DATASET =>
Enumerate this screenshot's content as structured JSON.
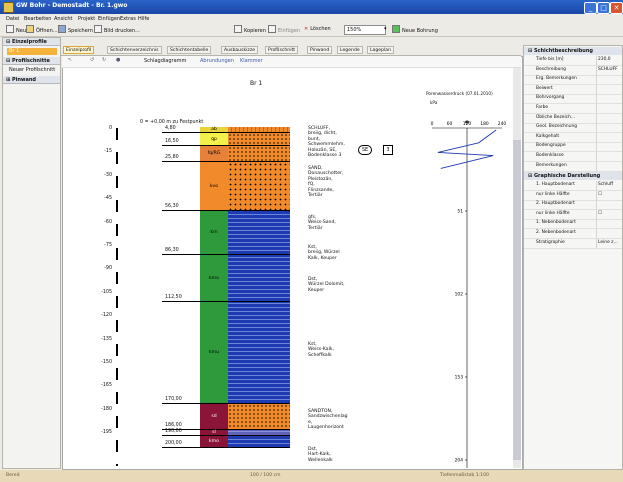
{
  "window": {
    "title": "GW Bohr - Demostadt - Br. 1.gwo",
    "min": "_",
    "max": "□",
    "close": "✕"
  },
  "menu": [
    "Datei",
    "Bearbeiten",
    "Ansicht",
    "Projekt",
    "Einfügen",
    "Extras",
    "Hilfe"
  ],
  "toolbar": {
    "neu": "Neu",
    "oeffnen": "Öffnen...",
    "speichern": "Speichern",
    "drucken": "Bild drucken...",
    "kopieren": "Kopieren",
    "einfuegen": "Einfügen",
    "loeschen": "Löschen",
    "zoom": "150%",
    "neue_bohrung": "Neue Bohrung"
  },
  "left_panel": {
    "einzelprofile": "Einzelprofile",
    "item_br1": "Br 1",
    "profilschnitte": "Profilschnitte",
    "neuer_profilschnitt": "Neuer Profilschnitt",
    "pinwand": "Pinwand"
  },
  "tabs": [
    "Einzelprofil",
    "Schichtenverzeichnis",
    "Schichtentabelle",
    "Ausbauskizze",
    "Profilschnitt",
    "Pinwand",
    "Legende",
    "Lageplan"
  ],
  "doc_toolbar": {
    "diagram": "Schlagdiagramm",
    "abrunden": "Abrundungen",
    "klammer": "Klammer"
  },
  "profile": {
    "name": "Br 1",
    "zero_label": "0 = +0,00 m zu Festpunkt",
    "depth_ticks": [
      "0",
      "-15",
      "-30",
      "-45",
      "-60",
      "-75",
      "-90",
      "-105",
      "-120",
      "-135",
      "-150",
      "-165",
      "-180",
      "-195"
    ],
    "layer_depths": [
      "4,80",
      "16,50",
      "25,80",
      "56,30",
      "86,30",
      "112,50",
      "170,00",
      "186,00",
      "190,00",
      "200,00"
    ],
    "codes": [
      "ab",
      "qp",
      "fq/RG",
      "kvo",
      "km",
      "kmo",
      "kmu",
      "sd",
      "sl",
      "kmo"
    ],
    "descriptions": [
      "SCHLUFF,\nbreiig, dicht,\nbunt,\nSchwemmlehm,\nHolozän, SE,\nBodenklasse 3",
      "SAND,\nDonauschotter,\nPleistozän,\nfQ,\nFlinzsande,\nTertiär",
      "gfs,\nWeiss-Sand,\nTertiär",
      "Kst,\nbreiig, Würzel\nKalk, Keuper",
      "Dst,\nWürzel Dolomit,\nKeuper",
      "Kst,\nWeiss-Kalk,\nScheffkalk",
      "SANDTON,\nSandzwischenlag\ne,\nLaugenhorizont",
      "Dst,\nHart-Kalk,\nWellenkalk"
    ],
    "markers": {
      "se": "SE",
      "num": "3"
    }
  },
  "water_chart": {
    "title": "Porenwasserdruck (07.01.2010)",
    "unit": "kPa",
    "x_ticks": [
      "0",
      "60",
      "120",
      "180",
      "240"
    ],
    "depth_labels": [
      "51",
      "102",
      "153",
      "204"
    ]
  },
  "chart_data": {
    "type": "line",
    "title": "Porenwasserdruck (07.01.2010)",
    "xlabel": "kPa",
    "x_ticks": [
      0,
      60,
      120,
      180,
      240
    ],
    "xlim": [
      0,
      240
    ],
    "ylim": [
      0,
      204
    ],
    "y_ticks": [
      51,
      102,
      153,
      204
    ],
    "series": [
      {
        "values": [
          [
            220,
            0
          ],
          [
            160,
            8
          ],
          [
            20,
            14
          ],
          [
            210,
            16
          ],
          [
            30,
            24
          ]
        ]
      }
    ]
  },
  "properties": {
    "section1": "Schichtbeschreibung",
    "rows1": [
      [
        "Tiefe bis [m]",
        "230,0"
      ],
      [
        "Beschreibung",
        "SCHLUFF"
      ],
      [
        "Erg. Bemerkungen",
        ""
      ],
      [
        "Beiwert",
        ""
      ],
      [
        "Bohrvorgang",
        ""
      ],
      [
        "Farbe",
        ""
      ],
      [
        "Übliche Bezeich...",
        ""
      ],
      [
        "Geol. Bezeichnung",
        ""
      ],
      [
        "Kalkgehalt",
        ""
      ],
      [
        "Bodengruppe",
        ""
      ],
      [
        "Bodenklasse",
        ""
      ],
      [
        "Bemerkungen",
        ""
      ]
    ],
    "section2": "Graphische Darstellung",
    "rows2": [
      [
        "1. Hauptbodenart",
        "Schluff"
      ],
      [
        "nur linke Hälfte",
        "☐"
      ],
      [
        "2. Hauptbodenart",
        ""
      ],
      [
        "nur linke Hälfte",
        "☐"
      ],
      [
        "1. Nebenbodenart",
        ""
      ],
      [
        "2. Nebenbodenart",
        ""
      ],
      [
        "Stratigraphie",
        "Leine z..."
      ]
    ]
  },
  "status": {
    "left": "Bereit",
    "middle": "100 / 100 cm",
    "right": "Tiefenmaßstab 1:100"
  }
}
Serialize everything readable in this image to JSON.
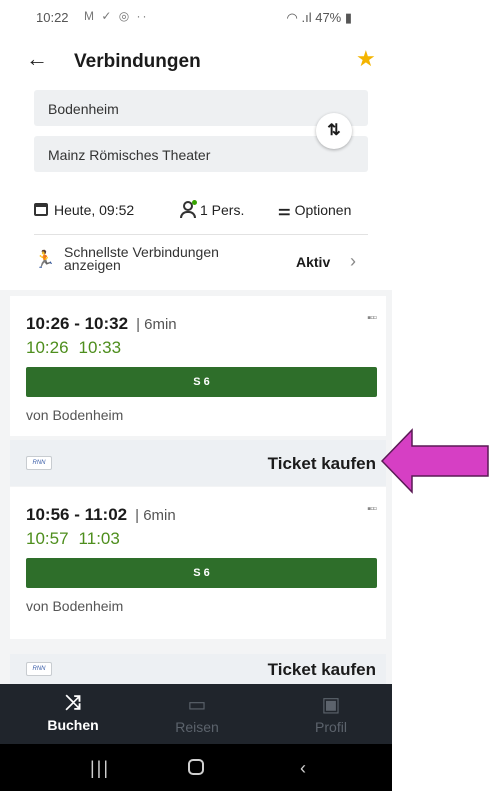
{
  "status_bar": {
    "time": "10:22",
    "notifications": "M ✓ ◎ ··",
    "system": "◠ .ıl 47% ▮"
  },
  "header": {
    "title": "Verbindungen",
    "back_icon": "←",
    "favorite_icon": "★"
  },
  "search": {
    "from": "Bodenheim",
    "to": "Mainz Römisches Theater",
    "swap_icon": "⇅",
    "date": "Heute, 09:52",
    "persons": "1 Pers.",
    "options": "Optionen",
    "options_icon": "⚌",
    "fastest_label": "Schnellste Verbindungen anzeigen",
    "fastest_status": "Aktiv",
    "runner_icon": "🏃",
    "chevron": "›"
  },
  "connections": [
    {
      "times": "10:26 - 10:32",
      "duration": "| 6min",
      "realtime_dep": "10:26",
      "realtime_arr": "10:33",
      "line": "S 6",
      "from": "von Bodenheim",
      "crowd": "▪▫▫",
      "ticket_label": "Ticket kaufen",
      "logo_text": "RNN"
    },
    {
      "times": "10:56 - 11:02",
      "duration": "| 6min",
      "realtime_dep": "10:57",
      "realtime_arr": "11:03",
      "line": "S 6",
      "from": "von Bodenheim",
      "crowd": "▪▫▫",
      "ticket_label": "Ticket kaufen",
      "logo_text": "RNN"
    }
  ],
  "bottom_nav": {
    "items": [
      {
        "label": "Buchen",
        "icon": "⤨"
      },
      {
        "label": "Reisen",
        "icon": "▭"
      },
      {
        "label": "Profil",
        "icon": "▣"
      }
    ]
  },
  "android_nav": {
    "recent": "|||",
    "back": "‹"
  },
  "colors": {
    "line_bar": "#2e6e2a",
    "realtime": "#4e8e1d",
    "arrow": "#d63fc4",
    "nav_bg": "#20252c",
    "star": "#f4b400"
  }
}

THE REQUEST => Keep the pictures out of the copy and return the rest of the data above exactly.

TASK RESPONSE =>
Enumerate this screenshot's content as structured JSON.
{
  "window": {
    "title": "GW Bohr - Demostadt - Br. 1.gwo",
    "min": "_",
    "max": "□",
    "close": "✕"
  },
  "menu": [
    "Datei",
    "Bearbeiten",
    "Ansicht",
    "Projekt",
    "Einfügen",
    "Extras",
    "Hilfe"
  ],
  "toolbar": {
    "neu": "Neu",
    "oeffnen": "Öffnen...",
    "speichern": "Speichern",
    "drucken": "Bild drucken...",
    "kopieren": "Kopieren",
    "einfuegen": "Einfügen",
    "loeschen": "Löschen",
    "zoom": "150%",
    "neue_bohrung": "Neue Bohrung"
  },
  "left_panel": {
    "einzelprofile": "Einzelprofile",
    "item_br1": "Br 1",
    "profilschnitte": "Profilschnitte",
    "neuer_profilschnitt": "Neuer Profilschnitt",
    "pinwand": "Pinwand"
  },
  "tabs": [
    "Einzelprofil",
    "Schichtenverzeichnis",
    "Schichtentabelle",
    "Ausbauskizze",
    "Profilschnitt",
    "Pinwand",
    "Legende",
    "Lageplan"
  ],
  "doc_toolbar": {
    "diagram": "Schlagdiagramm",
    "abrunden": "Abrundungen",
    "klammer": "Klammer"
  },
  "profile": {
    "name": "Br 1",
    "zero_label": "0 = +0,00 m zu Festpunkt",
    "depth_ticks": [
      "0",
      "-15",
      "-30",
      "-45",
      "-60",
      "-75",
      "-90",
      "-105",
      "-120",
      "-135",
      "-150",
      "-165",
      "-180",
      "-195"
    ],
    "layer_depths": [
      "4,80",
      "16,50",
      "25,80",
      "56,30",
      "86,30",
      "112,50",
      "170,00",
      "186,00",
      "190,00",
      "200,00"
    ],
    "codes": [
      "ab",
      "qp",
      "fq/RG",
      "kvo",
      "km",
      "kmo",
      "kmu",
      "sd",
      "sl",
      "kmo"
    ],
    "descriptions": [
      "SCHLUFF,\nbreiig, dicht,\nbunt,\nSchwemmlehm,\nHolozän, SE,\nBodenklasse 3",
      "SAND,\nDonauschotter,\nPleistozän,\nfQ,\nFlinzsande,\nTertiär",
      "gfs,\nWeiss-Sand,\nTertiär",
      "Kst,\nbreiig, Würzel\nKalk, Keuper",
      "Dst,\nWürzel Dolomit,\nKeuper",
      "Kst,\nWeiss-Kalk,\nScheffkalk",
      "SANDTON,\nSandzwischenlag\ne,\nLaugenhorizont",
      "Dst,\nHart-Kalk,\nWellenkalk"
    ],
    "markers": {
      "se": "SE",
      "num": "3"
    }
  },
  "water_chart": {
    "title": "Porenwasserdruck (07.01.2010)",
    "unit": "kPa",
    "x_ticks": [
      "0",
      "60",
      "120",
      "180",
      "240"
    ],
    "depth_labels": [
      "51",
      "102",
      "153",
      "204"
    ]
  },
  "chart_data": {
    "type": "line",
    "title": "Porenwasserdruck (07.01.2010)",
    "xlabel": "kPa",
    "x_ticks": [
      0,
      60,
      120,
      180,
      240
    ],
    "xlim": [
      0,
      240
    ],
    "ylim": [
      0,
      204
    ],
    "y_ticks": [
      51,
      102,
      153,
      204
    ],
    "series": [
      {
        "values": [
          [
            220,
            0
          ],
          [
            160,
            8
          ],
          [
            20,
            14
          ],
          [
            210,
            16
          ],
          [
            30,
            24
          ]
        ]
      }
    ]
  },
  "properties": {
    "section1": "Schichtbeschreibung",
    "rows1": [
      [
        "Tiefe bis [m]",
        "230,0"
      ],
      [
        "Beschreibung",
        "SCHLUFF"
      ],
      [
        "Erg. Bemerkungen",
        ""
      ],
      [
        "Beiwert",
        ""
      ],
      [
        "Bohrvorgang",
        ""
      ],
      [
        "Farbe",
        ""
      ],
      [
        "Übliche Bezeich...",
        ""
      ],
      [
        "Geol. Bezeichnung",
        ""
      ],
      [
        "Kalkgehalt",
        ""
      ],
      [
        "Bodengruppe",
        ""
      ],
      [
        "Bodenklasse",
        ""
      ],
      [
        "Bemerkungen",
        ""
      ]
    ],
    "section2": "Graphische Darstellung",
    "rows2": [
      [
        "1. Hauptbodenart",
        "Schluff"
      ],
      [
        "nur linke Hälfte",
        "☐"
      ],
      [
        "2. Hauptbodenart",
        ""
      ],
      [
        "nur linke Hälfte",
        "☐"
      ],
      [
        "1. Nebenbodenart",
        ""
      ],
      [
        "2. Nebenbodenart",
        ""
      ],
      [
        "Stratigraphie",
        "Leine z..."
      ]
    ]
  },
  "status": {
    "left": "Bereit",
    "middle": "100 / 100 cm",
    "right": "Tiefenmaßstab 1:100"
  }
}
Serialize everything readable in this image to JSON.
{
  "status_bar": {
    "time": "10:22",
    "notifications": "M ✓ ◎ ··",
    "system": "◠ .ıl 47% ▮"
  },
  "header": {
    "title": "Verbindungen",
    "back_icon": "←",
    "favorite_icon": "★"
  },
  "search": {
    "from": "Bodenheim",
    "to": "Mainz Römisches Theater",
    "swap_icon": "⇅",
    "date": "Heute, 09:52",
    "persons": "1 Pers.",
    "options": "Optionen",
    "options_icon": "⚌",
    "fastest_label": "Schnellste Verbindungen anzeigen",
    "fastest_status": "Aktiv",
    "runner_icon": "🏃",
    "chevron": "›"
  },
  "connections": [
    {
      "times": "10:26 - 10:32",
      "duration": "| 6min",
      "realtime_dep": "10:26",
      "realtime_arr": "10:33",
      "line": "S 6",
      "from": "von Bodenheim",
      "crowd": "▪▫▫",
      "ticket_label": "Ticket kaufen",
      "logo_text": "RNN"
    },
    {
      "times": "10:56 - 11:02",
      "duration": "| 6min",
      "realtime_dep": "10:57",
      "realtime_arr": "11:03",
      "line": "S 6",
      "from": "von Bodenheim",
      "crowd": "▪▫▫",
      "ticket_label": "Ticket kaufen",
      "logo_text": "RNN"
    }
  ],
  "bottom_nav": {
    "items": [
      {
        "label": "Buchen",
        "icon": "⤨"
      },
      {
        "label": "Reisen",
        "icon": "▭"
      },
      {
        "label": "Profil",
        "icon": "▣"
      }
    ]
  },
  "android_nav": {
    "recent": "|||",
    "back": "‹"
  },
  "colors": {
    "line_bar": "#2e6e2a",
    "realtime": "#4e8e1d",
    "arrow": "#d63fc4",
    "nav_bg": "#20252c",
    "star": "#f4b400"
  }
}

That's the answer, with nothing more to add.